(Extracted records)
+++
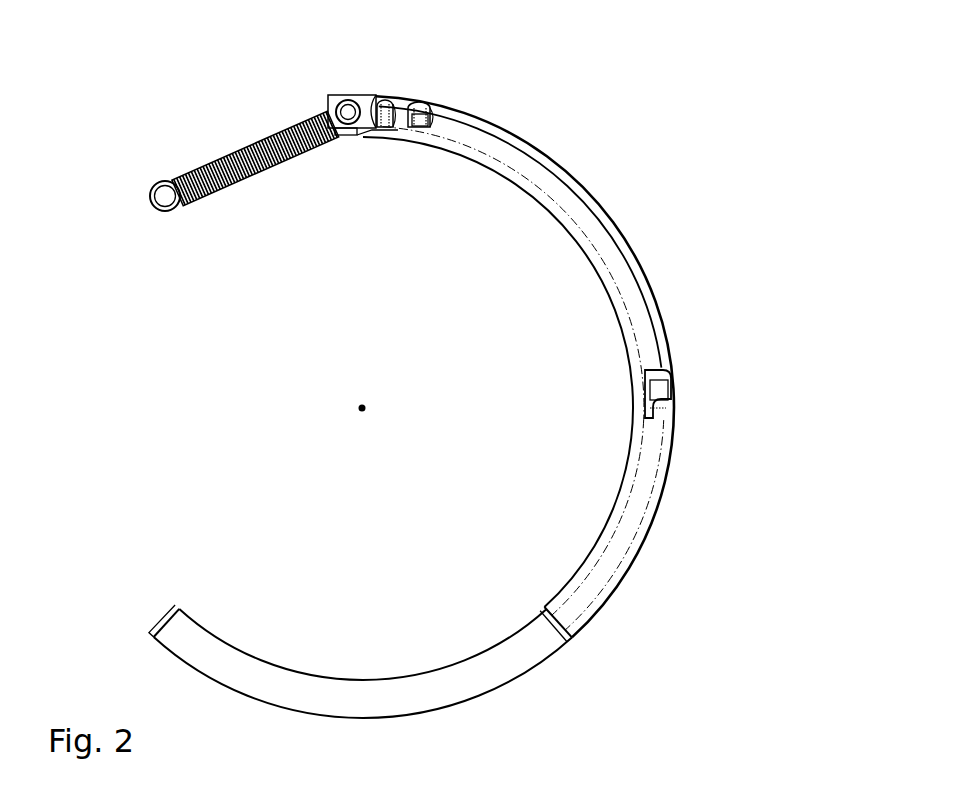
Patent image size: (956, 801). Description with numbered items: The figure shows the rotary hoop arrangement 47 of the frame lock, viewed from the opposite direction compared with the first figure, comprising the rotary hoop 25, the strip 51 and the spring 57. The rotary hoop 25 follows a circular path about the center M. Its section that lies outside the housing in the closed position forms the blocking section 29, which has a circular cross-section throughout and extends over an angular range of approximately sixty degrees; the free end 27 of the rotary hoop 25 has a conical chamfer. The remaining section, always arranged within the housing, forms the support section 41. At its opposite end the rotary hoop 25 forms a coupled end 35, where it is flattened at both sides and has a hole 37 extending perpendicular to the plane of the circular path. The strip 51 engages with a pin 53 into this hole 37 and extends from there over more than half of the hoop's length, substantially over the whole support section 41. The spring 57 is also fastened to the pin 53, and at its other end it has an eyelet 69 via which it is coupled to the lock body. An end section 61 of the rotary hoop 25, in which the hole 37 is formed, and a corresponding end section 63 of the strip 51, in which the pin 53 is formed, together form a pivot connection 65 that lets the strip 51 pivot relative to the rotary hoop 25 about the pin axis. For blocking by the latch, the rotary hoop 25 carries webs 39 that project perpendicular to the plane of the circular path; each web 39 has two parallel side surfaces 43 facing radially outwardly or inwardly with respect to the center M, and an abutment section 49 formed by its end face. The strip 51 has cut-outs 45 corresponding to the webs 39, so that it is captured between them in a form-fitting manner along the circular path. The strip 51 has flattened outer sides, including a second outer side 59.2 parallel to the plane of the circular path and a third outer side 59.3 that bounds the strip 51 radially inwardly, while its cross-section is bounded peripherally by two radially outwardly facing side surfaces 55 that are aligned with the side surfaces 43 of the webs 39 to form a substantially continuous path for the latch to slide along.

The rotary hoop 25 is at (360, 615).
The free end 27 is at (158, 605).
The blocking section 29 is at (360, 668).
The coupled end 35 is at (244, 181).
The hole 37 is at (318, 131).
The web 39 is at (374, 110).
The support section 41 is at (518, 368).
The side surface 43 is at (540, 217).
The cut-out 45 is at (540, 237).
The rotary hoop arrangement 47 is at (555, 368).
The abutment section 49 is at (397, 104).
The strip 51 is at (573, 215).
The pin 53 is at (347, 123).
The side surface 55 is at (565, 183).
The spring 57 is at (244, 185).
The second outer side 59.2 is at (622, 537).
The third outer side 59.3 is at (622, 482).
The end section 61 is at (356, 190).
The end section 63 is at (360, 157).
The pivot connection 65 is at (329, 131).
The eyelet 69 is at (177, 213).
The center M is at (367, 412).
+++
WHAT YOU ARE ASKED TO DO: Repeat the lines from the start of the entries through the line containing "The rotary hoop 25 is at (360, 615).". Leave out the pictures.

CORRECT RESPONSE:
Patent image size: (956, 801). Description with numbered items: The figure shows the rotary hoop arrangement 47 of the frame lock, viewed from the opposite direction compared with the first figure, comprising the rotary hoop 25, the strip 51 and the spring 57. The rotary hoop 25 follows a circular path about the center M. Its section that lies outside the housing in the closed position forms the blocking section 29, which has a circular cross-section throughout and extends over an angular range of approximately sixty degrees; the free end 27 of the rotary hoop 25 has a conical chamfer. The remaining section, always arranged within the housing, forms the support section 41. At its opposite end the rotary hoop 25 forms a coupled end 35, where it is flattened at both sides and has a hole 37 extending perpendicular to the plane of the circular path. The strip 51 engages with a pin 53 into this hole 37 and extends from there over more than half of the hoop's length, substantially over the whole support section 41. The spring 57 is also fastened to the pin 53, and at its other end it has an eyelet 69 via which it is coupled to the lock body. An end section 61 of the rotary hoop 25, in which the hole 37 is formed, and a corresponding end section 63 of the strip 51, in which the pin 53 is formed, together form a pivot connection 65 that lets the strip 51 pivot relative to the rotary hoop 25 about the pin axis. For blocking by the latch, the rotary hoop 25 carries webs 39 that project perpendicular to the plane of the circular path; each web 39 has two parallel side surfaces 43 facing radially outwardly or inwardly with respect to the center M, and an abutment section 49 formed by its end face. The strip 51 has cut-outs 45 corresponding to the webs 39, so that it is captured between them in a form-fitting manner along the circular path. The strip 51 has flattened outer sides, including a second outer side 59.2 parallel to the plane of the circular path and a third outer side 59.3 that bounds the strip 51 radially inwardly, while its cross-section is bounded peripherally by two radially outwardly facing side surfaces 55 that are aligned with the side surfaces 43 of the webs 39 to form a substantially continuous path for the latch to slide along.

The rotary hoop 25 is at (360, 615).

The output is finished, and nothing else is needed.